◆ Complete the following
- 1) According to the document excerpt, with which parties is the US reportedly negotiating equivalent data sharing agreements?
- 2) In the document excerpt, copy the passage from "The future landscape" to "Zealand and Canada.", substituting "Japan" for "Australia".

◆ Document excerpt

--------

The UK’s designated authority must respond to the objections, and if they are not resolved, the recipient may raise the objections to their own country’s designated authority. The two countries’ designated authorities may then confer in an effort to resolve the objections.

It seems likely that challenges to the new powers may also be made in the US courts on the basis that OPOs issued in the UK violate fundamental or constitutional rights under US law. You can read more about potential challenges in our recently posted article on the topic.

The future landscape

The US is reportedly in negotiations with the European Commission and Australia to negotiate equivalent data sharing agreements. Other countries likely to follow suit are New Zealand and Canada.

Many OPOs will be served on companies that otherwise have no involvement in an investigation and that would previously have been regarded by enforcement agencies as out of reach on a practical basis.

--------

Labeled region entries:
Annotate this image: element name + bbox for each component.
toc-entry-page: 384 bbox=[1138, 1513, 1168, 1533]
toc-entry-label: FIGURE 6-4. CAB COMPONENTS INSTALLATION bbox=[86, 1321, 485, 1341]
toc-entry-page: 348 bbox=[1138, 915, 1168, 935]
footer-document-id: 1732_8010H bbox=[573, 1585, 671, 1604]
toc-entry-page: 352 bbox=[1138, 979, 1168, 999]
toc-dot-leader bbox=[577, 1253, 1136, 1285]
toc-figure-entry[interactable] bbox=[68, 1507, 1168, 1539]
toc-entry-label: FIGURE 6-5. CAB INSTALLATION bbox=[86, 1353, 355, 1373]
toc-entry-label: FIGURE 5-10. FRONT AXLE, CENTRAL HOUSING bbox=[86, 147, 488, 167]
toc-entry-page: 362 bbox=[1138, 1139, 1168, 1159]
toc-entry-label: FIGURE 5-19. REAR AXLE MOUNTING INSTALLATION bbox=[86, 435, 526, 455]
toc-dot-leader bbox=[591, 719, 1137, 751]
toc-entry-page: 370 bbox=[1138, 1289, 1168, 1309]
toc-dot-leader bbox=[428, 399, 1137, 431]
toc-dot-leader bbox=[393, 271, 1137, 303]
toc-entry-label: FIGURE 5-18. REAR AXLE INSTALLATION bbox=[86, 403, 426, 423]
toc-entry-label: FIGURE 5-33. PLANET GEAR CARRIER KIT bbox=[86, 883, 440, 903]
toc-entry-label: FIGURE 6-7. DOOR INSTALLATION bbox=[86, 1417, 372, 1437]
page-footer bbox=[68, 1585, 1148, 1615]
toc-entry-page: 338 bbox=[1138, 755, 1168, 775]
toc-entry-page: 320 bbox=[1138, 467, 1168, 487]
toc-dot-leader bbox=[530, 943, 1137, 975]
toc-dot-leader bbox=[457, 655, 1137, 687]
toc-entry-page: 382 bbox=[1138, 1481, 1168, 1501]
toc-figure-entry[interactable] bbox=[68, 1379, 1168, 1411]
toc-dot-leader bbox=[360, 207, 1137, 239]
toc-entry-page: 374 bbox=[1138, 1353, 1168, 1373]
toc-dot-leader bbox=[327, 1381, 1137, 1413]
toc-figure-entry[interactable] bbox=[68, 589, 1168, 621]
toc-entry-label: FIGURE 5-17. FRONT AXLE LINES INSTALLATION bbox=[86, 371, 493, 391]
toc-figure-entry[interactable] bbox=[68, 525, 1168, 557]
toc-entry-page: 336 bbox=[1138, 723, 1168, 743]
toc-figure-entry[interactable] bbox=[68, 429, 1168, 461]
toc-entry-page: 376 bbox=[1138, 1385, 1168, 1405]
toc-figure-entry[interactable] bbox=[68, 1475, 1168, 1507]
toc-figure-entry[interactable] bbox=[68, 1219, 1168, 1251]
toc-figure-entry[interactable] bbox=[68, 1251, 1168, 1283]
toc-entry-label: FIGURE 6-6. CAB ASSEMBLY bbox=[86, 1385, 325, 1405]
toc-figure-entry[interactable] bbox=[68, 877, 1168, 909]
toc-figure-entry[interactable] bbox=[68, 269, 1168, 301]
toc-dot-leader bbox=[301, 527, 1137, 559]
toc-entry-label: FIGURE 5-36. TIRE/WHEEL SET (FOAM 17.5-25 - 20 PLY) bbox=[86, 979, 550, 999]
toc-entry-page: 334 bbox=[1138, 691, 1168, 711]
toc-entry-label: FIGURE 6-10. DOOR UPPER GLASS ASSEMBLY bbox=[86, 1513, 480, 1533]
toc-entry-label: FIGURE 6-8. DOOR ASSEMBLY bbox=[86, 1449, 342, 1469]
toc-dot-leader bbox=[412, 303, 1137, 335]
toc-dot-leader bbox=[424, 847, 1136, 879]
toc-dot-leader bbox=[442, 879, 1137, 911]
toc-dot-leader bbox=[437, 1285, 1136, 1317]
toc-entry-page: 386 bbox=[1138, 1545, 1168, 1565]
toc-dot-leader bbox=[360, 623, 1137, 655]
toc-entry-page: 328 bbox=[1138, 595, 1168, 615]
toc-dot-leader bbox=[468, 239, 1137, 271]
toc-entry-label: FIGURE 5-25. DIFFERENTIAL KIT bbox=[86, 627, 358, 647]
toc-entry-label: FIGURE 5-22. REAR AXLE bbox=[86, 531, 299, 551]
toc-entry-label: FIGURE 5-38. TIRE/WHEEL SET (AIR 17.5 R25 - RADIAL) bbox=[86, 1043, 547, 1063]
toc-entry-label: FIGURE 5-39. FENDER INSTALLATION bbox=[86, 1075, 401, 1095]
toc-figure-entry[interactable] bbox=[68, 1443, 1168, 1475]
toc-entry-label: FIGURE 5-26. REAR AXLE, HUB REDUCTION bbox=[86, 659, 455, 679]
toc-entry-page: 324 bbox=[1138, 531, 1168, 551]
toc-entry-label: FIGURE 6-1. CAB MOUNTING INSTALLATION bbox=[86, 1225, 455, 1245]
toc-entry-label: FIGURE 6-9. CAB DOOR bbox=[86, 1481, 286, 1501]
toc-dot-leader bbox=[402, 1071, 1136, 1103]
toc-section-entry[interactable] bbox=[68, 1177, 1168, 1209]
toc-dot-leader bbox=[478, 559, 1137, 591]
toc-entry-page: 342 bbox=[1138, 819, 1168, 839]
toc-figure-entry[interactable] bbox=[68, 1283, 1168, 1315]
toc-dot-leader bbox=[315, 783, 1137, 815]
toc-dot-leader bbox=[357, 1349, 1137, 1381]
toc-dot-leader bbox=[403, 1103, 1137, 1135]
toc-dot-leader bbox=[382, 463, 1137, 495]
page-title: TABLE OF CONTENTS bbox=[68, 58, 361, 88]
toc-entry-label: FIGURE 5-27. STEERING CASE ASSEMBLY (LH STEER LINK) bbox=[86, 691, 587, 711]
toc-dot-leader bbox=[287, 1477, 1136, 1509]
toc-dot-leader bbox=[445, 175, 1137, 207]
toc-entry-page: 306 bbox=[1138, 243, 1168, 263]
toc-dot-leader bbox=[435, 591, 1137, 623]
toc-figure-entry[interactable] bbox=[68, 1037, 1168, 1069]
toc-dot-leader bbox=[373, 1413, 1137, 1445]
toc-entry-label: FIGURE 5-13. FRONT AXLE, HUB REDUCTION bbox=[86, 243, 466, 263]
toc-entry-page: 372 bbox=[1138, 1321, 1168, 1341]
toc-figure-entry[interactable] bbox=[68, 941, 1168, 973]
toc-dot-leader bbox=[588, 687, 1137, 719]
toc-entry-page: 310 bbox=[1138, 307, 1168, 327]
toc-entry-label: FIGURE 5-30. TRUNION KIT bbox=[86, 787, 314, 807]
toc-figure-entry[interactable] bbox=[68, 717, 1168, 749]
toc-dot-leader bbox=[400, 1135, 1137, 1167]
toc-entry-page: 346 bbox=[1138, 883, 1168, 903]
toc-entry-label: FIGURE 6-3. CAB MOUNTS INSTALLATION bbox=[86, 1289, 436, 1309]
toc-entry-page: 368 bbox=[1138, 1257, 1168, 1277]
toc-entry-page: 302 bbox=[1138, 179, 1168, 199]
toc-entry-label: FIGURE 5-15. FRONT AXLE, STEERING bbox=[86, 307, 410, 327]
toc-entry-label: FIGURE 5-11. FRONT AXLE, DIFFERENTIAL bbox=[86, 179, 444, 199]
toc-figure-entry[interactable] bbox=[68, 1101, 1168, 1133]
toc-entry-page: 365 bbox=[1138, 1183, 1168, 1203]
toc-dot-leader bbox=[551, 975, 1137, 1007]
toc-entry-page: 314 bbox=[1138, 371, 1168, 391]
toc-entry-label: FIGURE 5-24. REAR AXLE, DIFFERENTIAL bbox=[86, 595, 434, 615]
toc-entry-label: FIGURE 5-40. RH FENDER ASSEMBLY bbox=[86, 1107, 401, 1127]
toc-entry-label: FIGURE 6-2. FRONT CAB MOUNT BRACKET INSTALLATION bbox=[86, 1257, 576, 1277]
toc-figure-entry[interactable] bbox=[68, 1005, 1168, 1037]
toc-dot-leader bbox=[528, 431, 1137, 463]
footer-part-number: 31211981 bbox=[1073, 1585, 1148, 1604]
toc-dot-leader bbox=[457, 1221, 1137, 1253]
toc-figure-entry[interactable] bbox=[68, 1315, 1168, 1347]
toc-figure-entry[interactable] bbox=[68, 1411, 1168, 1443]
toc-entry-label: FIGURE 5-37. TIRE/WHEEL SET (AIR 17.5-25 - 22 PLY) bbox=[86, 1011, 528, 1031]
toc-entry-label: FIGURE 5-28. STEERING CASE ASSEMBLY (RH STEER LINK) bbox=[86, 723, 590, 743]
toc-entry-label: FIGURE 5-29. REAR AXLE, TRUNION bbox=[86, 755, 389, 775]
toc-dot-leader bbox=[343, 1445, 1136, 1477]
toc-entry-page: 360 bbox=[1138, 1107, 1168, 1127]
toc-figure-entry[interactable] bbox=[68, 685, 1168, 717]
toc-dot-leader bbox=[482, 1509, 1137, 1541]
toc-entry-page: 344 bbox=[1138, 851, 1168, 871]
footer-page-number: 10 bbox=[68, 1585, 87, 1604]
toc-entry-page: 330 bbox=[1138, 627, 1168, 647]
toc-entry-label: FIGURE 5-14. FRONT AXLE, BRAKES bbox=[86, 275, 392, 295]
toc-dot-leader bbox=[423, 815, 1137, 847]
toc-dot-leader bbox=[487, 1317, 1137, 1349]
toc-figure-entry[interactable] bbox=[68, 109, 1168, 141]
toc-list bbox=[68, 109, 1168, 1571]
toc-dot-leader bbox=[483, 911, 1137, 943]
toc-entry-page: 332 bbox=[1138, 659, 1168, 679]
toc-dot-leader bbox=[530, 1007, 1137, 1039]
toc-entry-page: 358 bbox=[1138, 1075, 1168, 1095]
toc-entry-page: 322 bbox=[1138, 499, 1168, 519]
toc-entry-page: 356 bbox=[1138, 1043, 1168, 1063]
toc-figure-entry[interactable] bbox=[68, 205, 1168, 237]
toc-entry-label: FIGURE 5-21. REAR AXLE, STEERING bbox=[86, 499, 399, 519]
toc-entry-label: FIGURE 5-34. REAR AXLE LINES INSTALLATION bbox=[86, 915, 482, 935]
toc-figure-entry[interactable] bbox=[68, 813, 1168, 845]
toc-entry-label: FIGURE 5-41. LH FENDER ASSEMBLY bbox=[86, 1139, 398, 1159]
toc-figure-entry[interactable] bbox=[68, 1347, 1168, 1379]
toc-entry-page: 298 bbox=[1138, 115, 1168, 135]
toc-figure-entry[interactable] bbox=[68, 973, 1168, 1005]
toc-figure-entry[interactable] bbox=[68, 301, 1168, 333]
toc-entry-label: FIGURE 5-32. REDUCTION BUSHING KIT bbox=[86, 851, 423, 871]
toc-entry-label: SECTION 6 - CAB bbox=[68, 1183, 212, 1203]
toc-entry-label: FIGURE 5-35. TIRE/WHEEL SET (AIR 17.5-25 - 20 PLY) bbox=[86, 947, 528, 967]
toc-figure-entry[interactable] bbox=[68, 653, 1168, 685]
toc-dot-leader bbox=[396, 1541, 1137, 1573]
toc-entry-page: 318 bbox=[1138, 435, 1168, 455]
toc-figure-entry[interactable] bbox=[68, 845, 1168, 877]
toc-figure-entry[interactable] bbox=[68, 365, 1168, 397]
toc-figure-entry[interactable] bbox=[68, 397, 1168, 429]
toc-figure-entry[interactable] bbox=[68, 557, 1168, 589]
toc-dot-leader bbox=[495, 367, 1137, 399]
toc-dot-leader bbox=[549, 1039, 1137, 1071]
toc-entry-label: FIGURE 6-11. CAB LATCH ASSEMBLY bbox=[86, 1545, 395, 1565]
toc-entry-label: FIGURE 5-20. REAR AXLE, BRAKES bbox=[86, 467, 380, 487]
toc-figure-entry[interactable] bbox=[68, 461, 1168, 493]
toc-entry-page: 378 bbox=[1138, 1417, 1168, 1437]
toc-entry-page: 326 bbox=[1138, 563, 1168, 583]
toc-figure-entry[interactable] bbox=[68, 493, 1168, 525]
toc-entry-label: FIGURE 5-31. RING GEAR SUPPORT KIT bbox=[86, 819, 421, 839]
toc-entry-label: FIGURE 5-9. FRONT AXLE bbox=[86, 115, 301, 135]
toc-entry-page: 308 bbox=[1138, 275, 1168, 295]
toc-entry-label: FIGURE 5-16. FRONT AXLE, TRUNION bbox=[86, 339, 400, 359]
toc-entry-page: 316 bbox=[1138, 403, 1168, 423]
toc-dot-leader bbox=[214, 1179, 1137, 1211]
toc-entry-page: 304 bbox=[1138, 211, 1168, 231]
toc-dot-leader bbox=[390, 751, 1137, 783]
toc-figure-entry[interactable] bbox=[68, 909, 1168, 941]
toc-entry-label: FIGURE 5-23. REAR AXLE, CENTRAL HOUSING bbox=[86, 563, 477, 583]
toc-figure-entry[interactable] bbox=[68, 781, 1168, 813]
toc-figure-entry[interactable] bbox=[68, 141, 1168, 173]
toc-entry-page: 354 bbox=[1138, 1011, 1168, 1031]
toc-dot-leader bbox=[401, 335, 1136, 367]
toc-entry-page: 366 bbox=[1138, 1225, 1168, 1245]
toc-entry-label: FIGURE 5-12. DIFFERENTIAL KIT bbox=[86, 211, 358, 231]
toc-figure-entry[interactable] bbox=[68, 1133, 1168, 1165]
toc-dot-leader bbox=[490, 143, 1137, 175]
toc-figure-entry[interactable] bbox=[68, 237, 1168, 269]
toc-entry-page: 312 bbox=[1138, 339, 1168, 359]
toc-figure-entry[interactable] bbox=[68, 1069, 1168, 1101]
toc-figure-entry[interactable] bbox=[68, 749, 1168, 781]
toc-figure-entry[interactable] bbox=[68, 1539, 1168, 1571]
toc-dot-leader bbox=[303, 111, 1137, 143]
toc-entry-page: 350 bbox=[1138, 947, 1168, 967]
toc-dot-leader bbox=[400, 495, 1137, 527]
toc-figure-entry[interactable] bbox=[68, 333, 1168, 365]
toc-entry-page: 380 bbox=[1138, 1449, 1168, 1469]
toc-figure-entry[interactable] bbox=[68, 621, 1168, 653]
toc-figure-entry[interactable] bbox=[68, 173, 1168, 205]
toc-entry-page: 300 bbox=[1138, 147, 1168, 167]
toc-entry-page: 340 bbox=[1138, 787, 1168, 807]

--------

◆ Answers to each task
- 1) The European Commission and Australia.

- 2)
The future landscape

The US is reportedly in negotiations with the European Commission and Japan to negotiate equivalent data sharing agreements. Other countries likely to follow suit are New Zealand and Canada.